Set problem: Copy every record below, exactly as written.

Records provided:
##########
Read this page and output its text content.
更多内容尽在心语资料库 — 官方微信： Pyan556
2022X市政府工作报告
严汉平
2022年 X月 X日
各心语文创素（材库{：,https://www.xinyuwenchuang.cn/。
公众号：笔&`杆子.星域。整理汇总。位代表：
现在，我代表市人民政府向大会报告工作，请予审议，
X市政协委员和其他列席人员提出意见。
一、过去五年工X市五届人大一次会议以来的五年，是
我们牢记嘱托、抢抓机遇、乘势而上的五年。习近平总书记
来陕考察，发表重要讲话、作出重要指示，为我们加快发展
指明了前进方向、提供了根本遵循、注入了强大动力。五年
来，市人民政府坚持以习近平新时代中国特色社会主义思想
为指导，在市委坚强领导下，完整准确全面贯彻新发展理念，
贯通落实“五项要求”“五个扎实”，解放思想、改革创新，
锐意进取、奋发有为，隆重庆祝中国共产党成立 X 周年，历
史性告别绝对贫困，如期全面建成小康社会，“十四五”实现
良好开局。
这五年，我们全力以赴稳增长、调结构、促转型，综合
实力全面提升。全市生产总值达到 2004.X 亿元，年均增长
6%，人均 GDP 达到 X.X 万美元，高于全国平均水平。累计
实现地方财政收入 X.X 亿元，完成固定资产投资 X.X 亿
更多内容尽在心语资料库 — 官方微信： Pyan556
##########
The output:
Read this page and output its text content.
更多内容尽在心语资料库 — 官方微信： Pyan556
2022X市政府工作报告
严汉平
2022年 X月 X日
各心语文创素（材库{：,https://www.xinyuwenchuang.cn/。
公众号：笔&`杆子.星域。整理汇总。位代表：
现在，我代表市人民政府向大会报告工作，请予审议，
X市政协委员和其他列席人员提出意见。
一、过去五年工X市五届人大一次会议以来的五年，是
我们牢记嘱托、抢抓机遇、乘势而上的五年。习近平总书记
来陕考察，发表重要讲话、作出重要指示，为我们加快发展
指明了前进方向、提供了根本遵循、注入了强大动力。五年
来，市人民政府坚持以习近平新时代中国特色社会主义思想
为指导，在市委坚强领导下，完整准确全面贯彻新发展理念，
贯通落实“五项要求”“五个扎实”，解放思想、改革创新，
锐意进取、奋发有为，隆重庆祝中国共产党成立 X 周年，历
史性告别绝对贫困，如期全面建成小康社会，“十四五”实现
良好开局。
这五年，我们全力以赴稳增长、调结构、促转型，综合
实力全面提升。全市生产总值达到 2004.X 亿元，年均增长
6%，人均 GDP 达到 X.X 万美元，高于全国平均水平。累计
实现地方财政收入 X.X 亿元，完成固定资产投资 X.X 亿
更多内容尽在心语资料库 — 官方微信： Pyan556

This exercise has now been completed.